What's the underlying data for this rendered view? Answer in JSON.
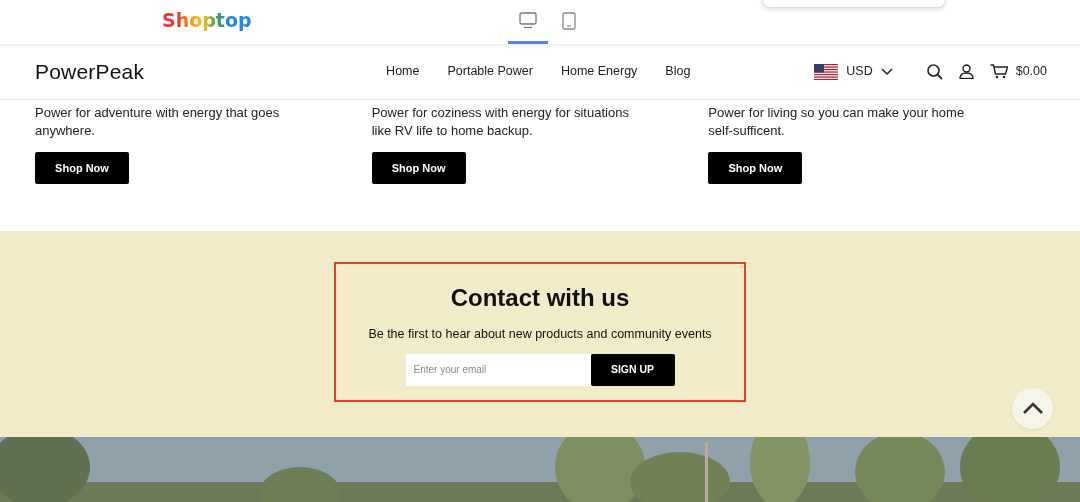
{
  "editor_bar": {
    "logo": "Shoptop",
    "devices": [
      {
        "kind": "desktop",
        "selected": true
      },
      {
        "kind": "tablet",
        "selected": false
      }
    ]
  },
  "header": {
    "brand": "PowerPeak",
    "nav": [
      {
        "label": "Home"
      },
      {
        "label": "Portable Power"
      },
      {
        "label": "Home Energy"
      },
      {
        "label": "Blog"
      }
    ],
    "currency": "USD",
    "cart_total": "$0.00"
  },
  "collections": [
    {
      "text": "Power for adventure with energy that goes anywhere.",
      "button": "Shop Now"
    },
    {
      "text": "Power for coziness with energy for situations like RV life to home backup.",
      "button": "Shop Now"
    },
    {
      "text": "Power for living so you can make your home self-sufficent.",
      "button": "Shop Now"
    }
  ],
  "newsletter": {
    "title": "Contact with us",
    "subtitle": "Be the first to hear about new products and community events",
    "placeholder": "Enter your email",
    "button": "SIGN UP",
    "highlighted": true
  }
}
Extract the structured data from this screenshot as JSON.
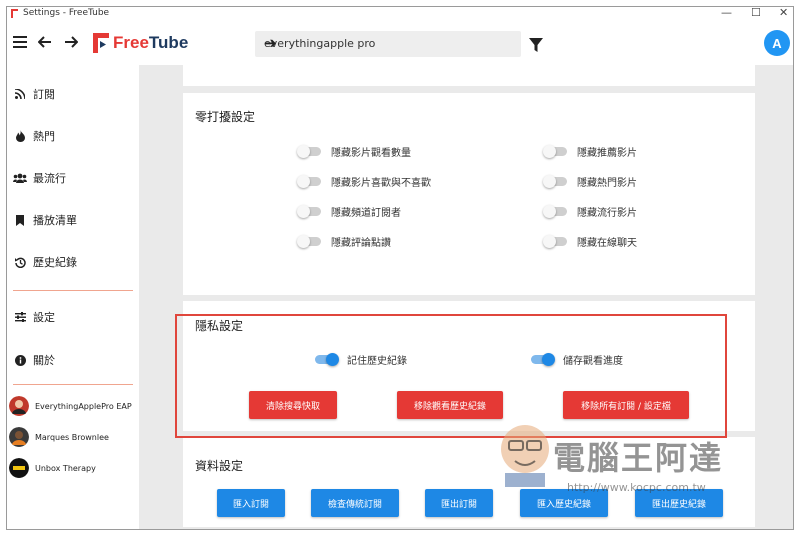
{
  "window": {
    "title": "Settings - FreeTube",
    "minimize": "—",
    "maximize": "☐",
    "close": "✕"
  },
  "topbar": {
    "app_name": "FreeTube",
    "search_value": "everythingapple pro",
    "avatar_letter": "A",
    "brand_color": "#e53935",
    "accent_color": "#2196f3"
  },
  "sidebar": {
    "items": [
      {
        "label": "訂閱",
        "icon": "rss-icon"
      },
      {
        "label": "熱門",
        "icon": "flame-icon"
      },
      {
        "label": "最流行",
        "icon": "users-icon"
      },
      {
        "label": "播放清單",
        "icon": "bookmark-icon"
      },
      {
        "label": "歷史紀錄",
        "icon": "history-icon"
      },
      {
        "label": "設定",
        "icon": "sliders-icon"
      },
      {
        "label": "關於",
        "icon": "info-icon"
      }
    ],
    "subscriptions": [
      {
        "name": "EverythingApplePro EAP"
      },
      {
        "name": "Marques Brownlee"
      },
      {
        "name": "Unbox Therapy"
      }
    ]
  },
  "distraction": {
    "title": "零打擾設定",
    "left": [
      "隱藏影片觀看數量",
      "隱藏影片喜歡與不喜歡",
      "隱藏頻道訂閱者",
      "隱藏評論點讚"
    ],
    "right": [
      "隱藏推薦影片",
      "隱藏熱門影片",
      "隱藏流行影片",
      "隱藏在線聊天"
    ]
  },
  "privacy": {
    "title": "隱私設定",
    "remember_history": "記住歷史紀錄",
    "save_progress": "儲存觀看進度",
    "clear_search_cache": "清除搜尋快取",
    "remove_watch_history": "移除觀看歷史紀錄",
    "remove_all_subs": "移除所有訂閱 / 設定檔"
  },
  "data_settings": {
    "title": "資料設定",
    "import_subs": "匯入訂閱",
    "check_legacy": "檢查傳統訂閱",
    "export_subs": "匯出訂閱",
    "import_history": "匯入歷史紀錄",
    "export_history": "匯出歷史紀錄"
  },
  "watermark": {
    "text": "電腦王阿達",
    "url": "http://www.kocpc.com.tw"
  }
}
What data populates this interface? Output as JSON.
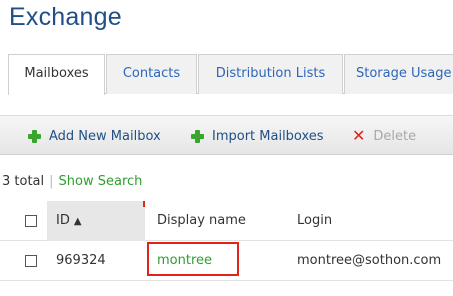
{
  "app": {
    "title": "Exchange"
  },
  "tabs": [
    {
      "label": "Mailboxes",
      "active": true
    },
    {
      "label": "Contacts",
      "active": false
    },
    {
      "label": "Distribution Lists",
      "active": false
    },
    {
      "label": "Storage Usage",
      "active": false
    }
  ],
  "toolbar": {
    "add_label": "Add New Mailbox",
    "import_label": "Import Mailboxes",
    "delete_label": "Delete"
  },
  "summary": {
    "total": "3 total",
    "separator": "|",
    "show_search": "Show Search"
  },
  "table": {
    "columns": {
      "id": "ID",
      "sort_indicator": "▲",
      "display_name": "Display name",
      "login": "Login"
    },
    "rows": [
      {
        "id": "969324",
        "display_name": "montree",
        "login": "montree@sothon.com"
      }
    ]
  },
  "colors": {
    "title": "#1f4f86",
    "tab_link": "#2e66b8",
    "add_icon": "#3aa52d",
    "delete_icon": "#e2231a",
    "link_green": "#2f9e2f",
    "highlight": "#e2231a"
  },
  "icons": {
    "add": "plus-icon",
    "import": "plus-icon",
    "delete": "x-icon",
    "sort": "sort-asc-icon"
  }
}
______
> [GIVEN REQUEST]:
Every record must be copied exactly, with the pictures left out.

> [EXERCISE RESULT]:
What's the underlying data for this rendered view? Answer in JSON.
{
  "editor_bar": {
    "logo": "Shoptop",
    "devices": [
      {
        "kind": "desktop",
        "selected": true
      },
      {
        "kind": "tablet",
        "selected": false
      }
    ]
  },
  "header": {
    "brand": "PowerPeak",
    "nav": [
      {
        "label": "Home"
      },
      {
        "label": "Portable Power"
      },
      {
        "label": "Home Energy"
      },
      {
        "label": "Blog"
      }
    ],
    "currency": "USD",
    "cart_total": "$0.00"
  },
  "collections": [
    {
      "text": "Power for adventure with energy that goes anywhere.",
      "button": "Shop Now"
    },
    {
      "text": "Power for coziness with energy for situations like RV life to home backup.",
      "button": "Shop Now"
    },
    {
      "text": "Power for living so you can make your home self-sufficent.",
      "button": "Shop Now"
    }
  ],
  "newsletter": {
    "title": "Contact with us",
    "subtitle": "Be the first to hear about new products and community events",
    "placeholder": "Enter your email",
    "button": "SIGN UP",
    "highlighted": true
  }
}
Extract the structured data from this screenshot as JSON.
{
  "window": {
    "title": "Settings - FreeTube",
    "minimize": "—",
    "maximize": "☐",
    "close": "✕"
  },
  "topbar": {
    "app_name": "FreeTube",
    "search_value": "everythingapple pro",
    "avatar_letter": "A",
    "brand_color": "#e53935",
    "accent_color": "#2196f3"
  },
  "sidebar": {
    "items": [
      {
        "label": "訂閱",
        "icon": "rss-icon"
      },
      {
        "label": "熱門",
        "icon": "flame-icon"
      },
      {
        "label": "最流行",
        "icon": "users-icon"
      },
      {
        "label": "播放清單",
        "icon": "bookmark-icon"
      },
      {
        "label": "歷史紀錄",
        "icon": "history-icon"
      },
      {
        "label": "設定",
        "icon": "sliders-icon"
      },
      {
        "label": "關於",
        "icon": "info-icon"
      }
    ],
    "subscriptions": [
      {
        "name": "EverythingApplePro EAP"
      },
      {
        "name": "Marques Brownlee"
      },
      {
        "name": "Unbox Therapy"
      }
    ]
  },
  "distraction": {
    "title": "零打擾設定",
    "left": [
      "隱藏影片觀看數量",
      "隱藏影片喜歡與不喜歡",
      "隱藏頻道訂閱者",
      "隱藏評論點讚"
    ],
    "right": [
      "隱藏推薦影片",
      "隱藏熱門影片",
      "隱藏流行影片",
      "隱藏在線聊天"
    ]
  },
  "privacy": {
    "title": "隱私設定",
    "remember_history": "記住歷史紀錄",
    "save_progress": "儲存觀看進度",
    "clear_search_cache": "清除搜尋快取",
    "remove_watch_history": "移除觀看歷史紀錄",
    "remove_all_subs": "移除所有訂閱 / 設定檔"
  },
  "data_settings": {
    "title": "資料設定",
    "import_subs": "匯入訂閱",
    "check_legacy": "檢查傳統訂閱",
    "export_subs": "匯出訂閱",
    "import_history": "匯入歷史紀錄",
    "export_history": "匯出歷史紀錄"
  },
  "watermark": {
    "text": "電腦王阿達",
    "url": "http://www.kocpc.com.tw"
  }
}
What data populates this interface? Output as JSON.
{
  "app": {
    "title": "Exchange"
  },
  "tabs": [
    {
      "label": "Mailboxes",
      "active": true
    },
    {
      "label": "Contacts",
      "active": false
    },
    {
      "label": "Distribution Lists",
      "active": false
    },
    {
      "label": "Storage Usage",
      "active": false
    }
  ],
  "toolbar": {
    "add_label": "Add New Mailbox",
    "import_label": "Import Mailboxes",
    "delete_label": "Delete"
  },
  "summary": {
    "total": "3 total",
    "separator": "|",
    "show_search": "Show Search"
  },
  "table": {
    "columns": {
      "id": "ID",
      "sort_indicator": "▲",
      "display_name": "Display name",
      "login": "Login"
    },
    "rows": [
      {
        "id": "969324",
        "display_name": "montree",
        "login": "montree@sothon.com"
      }
    ]
  },
  "colors": {
    "title": "#1f4f86",
    "tab_link": "#2e66b8",
    "add_icon": "#3aa52d",
    "delete_icon": "#e2231a",
    "link_green": "#2f9e2f",
    "highlight": "#e2231a"
  },
  "icons": {
    "add": "plus-icon",
    "import": "plus-icon",
    "delete": "x-icon",
    "sort": "sort-asc-icon"
  }
}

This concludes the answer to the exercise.